Records from a collection
-------

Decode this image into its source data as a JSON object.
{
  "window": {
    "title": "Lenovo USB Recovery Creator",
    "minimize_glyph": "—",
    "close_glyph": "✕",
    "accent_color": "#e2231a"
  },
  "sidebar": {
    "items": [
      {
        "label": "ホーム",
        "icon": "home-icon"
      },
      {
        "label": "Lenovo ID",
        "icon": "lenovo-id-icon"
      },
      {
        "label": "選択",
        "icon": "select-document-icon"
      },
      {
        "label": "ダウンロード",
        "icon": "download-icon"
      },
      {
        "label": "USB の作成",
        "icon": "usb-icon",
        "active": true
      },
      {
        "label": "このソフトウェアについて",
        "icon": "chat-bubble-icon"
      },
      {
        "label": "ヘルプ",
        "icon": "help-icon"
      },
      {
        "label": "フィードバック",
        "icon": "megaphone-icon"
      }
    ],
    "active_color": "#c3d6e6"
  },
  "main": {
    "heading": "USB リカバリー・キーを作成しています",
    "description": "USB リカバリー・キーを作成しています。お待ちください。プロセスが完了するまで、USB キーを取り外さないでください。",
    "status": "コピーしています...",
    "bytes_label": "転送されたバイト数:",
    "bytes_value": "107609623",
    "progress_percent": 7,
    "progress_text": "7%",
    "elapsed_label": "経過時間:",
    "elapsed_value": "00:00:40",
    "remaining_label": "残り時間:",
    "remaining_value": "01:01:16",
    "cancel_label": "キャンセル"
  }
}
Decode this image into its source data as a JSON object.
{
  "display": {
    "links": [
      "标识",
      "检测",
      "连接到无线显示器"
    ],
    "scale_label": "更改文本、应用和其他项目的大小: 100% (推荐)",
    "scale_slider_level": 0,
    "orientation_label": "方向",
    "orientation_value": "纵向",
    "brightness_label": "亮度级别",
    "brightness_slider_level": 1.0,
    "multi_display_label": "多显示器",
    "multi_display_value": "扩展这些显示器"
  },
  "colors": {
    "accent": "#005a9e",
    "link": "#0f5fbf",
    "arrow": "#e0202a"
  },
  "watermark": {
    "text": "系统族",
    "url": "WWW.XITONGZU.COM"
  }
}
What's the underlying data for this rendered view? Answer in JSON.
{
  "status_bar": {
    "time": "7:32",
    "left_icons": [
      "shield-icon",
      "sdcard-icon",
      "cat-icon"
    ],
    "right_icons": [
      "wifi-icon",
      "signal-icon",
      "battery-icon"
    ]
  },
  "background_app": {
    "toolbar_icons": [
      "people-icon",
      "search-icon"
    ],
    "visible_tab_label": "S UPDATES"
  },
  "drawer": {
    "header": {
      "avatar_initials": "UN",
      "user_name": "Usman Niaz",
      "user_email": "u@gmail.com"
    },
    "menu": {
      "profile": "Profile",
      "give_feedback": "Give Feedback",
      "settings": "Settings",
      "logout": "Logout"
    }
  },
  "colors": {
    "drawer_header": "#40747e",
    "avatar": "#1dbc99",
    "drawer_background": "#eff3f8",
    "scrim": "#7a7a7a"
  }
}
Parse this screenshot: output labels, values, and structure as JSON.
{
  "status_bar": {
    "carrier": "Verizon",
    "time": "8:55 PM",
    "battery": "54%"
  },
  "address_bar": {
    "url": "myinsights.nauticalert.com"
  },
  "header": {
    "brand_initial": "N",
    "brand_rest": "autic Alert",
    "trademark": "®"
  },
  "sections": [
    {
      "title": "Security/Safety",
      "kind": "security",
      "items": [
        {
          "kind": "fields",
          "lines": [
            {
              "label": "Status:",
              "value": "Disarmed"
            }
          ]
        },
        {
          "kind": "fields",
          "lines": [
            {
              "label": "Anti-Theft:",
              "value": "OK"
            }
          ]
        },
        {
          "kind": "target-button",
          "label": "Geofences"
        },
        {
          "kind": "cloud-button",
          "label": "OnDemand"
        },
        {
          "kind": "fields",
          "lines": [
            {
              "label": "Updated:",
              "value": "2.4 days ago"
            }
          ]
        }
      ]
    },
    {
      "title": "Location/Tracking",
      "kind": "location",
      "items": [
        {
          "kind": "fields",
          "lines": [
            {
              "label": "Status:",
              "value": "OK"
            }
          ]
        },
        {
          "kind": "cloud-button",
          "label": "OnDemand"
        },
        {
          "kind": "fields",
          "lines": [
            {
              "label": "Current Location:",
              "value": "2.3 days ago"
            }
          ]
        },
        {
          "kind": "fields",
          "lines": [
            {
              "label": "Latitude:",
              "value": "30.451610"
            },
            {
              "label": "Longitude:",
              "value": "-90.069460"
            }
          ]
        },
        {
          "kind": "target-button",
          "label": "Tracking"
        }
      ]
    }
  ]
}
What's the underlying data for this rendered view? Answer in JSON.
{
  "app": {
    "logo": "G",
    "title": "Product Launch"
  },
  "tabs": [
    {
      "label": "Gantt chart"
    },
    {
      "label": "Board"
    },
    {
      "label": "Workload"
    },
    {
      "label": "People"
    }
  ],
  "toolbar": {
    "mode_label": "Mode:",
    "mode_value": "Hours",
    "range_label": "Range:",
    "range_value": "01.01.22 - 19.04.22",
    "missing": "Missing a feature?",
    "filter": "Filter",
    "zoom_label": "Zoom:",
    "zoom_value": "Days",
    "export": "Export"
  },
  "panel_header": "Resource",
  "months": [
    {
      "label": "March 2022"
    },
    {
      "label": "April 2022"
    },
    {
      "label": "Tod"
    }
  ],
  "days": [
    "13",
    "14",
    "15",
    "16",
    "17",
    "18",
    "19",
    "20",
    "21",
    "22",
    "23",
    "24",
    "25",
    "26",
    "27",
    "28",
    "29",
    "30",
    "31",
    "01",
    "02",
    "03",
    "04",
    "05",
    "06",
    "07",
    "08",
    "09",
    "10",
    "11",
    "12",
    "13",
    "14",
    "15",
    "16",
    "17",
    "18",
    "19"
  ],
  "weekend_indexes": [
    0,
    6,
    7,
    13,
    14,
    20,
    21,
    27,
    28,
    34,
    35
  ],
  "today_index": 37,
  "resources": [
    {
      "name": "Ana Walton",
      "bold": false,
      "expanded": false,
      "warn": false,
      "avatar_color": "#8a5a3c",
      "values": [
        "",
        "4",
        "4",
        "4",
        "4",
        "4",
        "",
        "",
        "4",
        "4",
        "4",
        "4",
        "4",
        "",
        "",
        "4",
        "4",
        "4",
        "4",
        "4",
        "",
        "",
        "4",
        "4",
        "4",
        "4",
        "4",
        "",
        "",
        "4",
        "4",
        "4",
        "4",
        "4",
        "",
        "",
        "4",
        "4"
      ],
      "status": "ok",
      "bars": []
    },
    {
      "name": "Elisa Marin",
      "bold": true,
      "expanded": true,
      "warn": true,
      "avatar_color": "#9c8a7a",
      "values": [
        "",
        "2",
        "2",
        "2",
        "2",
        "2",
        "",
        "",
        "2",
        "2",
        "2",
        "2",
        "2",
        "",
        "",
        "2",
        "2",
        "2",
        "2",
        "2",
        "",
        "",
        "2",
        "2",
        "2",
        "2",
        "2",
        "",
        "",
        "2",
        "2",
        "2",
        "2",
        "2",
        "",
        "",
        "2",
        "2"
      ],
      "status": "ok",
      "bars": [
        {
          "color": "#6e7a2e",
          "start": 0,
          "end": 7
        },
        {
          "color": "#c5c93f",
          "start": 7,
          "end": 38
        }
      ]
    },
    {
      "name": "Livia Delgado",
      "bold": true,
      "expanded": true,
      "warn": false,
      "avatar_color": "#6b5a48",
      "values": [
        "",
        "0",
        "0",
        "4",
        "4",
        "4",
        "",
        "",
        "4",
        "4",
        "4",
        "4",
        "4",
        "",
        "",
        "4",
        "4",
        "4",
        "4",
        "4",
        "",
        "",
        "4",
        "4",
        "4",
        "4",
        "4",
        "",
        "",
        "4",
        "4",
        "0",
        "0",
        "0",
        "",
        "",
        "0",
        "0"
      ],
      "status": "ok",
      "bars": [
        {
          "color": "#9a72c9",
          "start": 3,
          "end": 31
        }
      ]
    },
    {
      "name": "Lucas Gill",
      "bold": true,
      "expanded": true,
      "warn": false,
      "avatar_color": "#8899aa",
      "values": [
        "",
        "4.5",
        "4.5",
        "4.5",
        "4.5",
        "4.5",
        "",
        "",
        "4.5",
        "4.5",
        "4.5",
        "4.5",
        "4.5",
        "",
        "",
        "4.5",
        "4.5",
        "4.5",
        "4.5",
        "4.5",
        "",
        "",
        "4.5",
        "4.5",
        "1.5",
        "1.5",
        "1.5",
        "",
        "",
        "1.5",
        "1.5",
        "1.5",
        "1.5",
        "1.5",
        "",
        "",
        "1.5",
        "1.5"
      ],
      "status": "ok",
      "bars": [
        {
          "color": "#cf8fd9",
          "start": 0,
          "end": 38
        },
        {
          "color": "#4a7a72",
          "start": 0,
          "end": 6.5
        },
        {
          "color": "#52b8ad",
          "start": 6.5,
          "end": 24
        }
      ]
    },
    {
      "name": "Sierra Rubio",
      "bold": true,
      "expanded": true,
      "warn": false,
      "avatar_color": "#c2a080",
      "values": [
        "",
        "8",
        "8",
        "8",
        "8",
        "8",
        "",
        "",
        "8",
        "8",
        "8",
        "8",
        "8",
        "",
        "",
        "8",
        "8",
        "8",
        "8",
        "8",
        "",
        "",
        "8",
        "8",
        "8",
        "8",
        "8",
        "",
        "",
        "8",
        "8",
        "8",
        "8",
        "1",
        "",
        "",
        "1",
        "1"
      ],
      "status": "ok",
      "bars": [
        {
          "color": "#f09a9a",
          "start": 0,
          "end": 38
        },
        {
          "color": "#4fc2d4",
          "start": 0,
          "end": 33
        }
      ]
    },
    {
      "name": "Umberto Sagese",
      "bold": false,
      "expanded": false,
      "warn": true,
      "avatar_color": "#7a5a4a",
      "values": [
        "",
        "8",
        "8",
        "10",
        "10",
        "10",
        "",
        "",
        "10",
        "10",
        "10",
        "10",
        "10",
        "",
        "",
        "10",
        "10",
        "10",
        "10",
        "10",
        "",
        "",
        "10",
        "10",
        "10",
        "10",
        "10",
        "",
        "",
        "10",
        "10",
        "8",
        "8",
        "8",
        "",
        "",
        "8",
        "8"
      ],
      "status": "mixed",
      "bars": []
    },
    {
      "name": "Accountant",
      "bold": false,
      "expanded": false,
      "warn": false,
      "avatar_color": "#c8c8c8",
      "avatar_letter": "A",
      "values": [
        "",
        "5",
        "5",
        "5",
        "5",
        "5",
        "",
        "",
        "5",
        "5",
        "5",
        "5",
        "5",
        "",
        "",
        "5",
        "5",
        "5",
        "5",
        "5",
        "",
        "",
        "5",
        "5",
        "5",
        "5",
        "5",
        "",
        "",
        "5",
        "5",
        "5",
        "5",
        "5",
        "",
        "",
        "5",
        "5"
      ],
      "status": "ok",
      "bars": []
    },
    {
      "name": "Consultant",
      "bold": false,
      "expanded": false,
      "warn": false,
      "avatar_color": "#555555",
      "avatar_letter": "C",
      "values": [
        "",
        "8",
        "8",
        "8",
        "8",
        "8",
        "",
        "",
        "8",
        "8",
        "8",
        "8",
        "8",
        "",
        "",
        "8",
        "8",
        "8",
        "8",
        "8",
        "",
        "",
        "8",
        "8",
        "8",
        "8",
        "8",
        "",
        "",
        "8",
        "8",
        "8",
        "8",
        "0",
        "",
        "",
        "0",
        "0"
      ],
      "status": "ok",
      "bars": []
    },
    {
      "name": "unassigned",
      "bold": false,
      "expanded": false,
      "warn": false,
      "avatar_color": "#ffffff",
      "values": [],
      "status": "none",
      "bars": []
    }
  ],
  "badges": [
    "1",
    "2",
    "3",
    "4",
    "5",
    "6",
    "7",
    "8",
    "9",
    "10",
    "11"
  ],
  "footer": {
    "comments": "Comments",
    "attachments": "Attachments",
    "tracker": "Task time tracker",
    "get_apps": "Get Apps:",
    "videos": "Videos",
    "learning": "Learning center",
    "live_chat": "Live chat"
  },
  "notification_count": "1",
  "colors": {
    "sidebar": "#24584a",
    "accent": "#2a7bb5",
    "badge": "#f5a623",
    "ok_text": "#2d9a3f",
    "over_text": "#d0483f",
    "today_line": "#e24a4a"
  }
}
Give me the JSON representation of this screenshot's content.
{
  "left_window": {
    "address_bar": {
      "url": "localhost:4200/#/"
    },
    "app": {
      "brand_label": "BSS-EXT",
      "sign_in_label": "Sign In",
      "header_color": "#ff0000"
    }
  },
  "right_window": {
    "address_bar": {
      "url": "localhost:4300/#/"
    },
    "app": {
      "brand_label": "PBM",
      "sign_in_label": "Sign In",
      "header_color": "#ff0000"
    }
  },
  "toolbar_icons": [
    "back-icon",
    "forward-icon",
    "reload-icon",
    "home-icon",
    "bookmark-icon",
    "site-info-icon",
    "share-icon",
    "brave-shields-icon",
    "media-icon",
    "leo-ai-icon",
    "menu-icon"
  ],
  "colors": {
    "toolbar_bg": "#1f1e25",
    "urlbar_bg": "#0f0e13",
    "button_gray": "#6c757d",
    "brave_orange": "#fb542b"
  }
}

-------

What is required:
Would you give again, word for word, every line from the one with "Give me the" through the final line of the listing above?

Task answer:
Give me the JSON representation of this screenshot's content.
{
  "left_window": {
    "address_bar": {
      "url": "localhost:4200/#/"
    },
    "app": {
      "brand_label": "BSS-EXT",
      "sign_in_label": "Sign In",
      "header_color": "#ff0000"
    }
  },
  "right_window": {
    "address_bar": {
      "url": "localhost:4300/#/"
    },
    "app": {
      "brand_label": "PBM",
      "sign_in_label": "Sign In",
      "header_color": "#ff0000"
    }
  },
  "toolbar_icons": [
    "back-icon",
    "forward-icon",
    "reload-icon",
    "home-icon",
    "bookmark-icon",
    "site-info-icon",
    "share-icon",
    "brave-shields-icon",
    "media-icon",
    "leo-ai-icon",
    "menu-icon"
  ],
  "colors": {
    "toolbar_bg": "#1f1e25",
    "urlbar_bg": "#0f0e13",
    "button_gray": "#6c757d",
    "brave_orange": "#fb542b"
  }
}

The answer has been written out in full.